_TASK INPUTS_:

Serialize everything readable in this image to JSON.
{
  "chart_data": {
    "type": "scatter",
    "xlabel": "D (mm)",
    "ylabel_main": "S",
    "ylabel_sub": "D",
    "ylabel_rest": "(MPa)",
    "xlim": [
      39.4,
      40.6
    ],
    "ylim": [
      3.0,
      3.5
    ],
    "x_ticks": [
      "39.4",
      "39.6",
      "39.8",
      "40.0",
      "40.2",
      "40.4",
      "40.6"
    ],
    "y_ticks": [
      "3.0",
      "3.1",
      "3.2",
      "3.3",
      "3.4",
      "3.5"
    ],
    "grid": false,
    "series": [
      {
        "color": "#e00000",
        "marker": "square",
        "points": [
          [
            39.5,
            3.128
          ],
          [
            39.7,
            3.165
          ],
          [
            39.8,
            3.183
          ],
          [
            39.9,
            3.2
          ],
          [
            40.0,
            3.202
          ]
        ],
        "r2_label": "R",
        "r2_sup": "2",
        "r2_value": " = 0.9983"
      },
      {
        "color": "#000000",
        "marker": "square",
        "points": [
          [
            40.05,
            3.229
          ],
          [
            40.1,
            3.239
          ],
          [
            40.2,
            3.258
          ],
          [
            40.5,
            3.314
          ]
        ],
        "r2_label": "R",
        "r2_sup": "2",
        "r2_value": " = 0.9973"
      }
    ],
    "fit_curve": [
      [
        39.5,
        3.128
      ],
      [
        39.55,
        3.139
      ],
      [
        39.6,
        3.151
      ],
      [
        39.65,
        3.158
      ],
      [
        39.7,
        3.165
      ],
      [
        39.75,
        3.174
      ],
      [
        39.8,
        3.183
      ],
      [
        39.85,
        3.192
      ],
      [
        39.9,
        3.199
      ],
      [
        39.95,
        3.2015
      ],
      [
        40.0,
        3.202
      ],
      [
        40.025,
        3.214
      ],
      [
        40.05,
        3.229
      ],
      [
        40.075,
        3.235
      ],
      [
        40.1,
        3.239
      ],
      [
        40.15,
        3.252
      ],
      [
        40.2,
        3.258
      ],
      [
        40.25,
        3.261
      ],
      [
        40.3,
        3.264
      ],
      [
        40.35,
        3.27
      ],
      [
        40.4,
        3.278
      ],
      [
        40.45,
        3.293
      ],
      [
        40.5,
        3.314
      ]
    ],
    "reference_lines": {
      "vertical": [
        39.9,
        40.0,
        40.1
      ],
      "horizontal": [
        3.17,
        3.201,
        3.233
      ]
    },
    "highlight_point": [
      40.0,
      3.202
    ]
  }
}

_TO DO_:
Repeat the material in full, exactly as it stands.

_EXERCISE RESULT_:
Serialize everything readable in this image to JSON.
{
  "chart_data": {
    "type": "scatter",
    "xlabel": "D (mm)",
    "ylabel_main": "S",
    "ylabel_sub": "D",
    "ylabel_rest": "(MPa)",
    "xlim": [
      39.4,
      40.6
    ],
    "ylim": [
      3.0,
      3.5
    ],
    "x_ticks": [
      "39.4",
      "39.6",
      "39.8",
      "40.0",
      "40.2",
      "40.4",
      "40.6"
    ],
    "y_ticks": [
      "3.0",
      "3.1",
      "3.2",
      "3.3",
      "3.4",
      "3.5"
    ],
    "grid": false,
    "series": [
      {
        "color": "#e00000",
        "marker": "square",
        "points": [
          [
            39.5,
            3.128
          ],
          [
            39.7,
            3.165
          ],
          [
            39.8,
            3.183
          ],
          [
            39.9,
            3.2
          ],
          [
            40.0,
            3.202
          ]
        ],
        "r2_label": "R",
        "r2_sup": "2",
        "r2_value": " = 0.9983"
      },
      {
        "color": "#000000",
        "marker": "square",
        "points": [
          [
            40.05,
            3.229
          ],
          [
            40.1,
            3.239
          ],
          [
            40.2,
            3.258
          ],
          [
            40.5,
            3.314
          ]
        ],
        "r2_label": "R",
        "r2_sup": "2",
        "r2_value": " = 0.9973"
      }
    ],
    "fit_curve": [
      [
        39.5,
        3.128
      ],
      [
        39.55,
        3.139
      ],
      [
        39.6,
        3.151
      ],
      [
        39.65,
        3.158
      ],
      [
        39.7,
        3.165
      ],
      [
        39.75,
        3.174
      ],
      [
        39.8,
        3.183
      ],
      [
        39.85,
        3.192
      ],
      [
        39.9,
        3.199
      ],
      [
        39.95,
        3.2015
      ],
      [
        40.0,
        3.202
      ],
      [
        40.025,
        3.214
      ],
      [
        40.05,
        3.229
      ],
      [
        40.075,
        3.235
      ],
      [
        40.1,
        3.239
      ],
      [
        40.15,
        3.252
      ],
      [
        40.2,
        3.258
      ],
      [
        40.25,
        3.261
      ],
      [
        40.3,
        3.264
      ],
      [
        40.35,
        3.27
      ],
      [
        40.4,
        3.278
      ],
      [
        40.45,
        3.293
      ],
      [
        40.5,
        3.314
      ]
    ],
    "reference_lines": {
      "vertical": [
        39.9,
        40.0,
        40.1
      ],
      "horizontal": [
        3.17,
        3.201,
        3.233
      ]
    },
    "highlight_point": [
      40.0,
      3.202
    ]
  }
}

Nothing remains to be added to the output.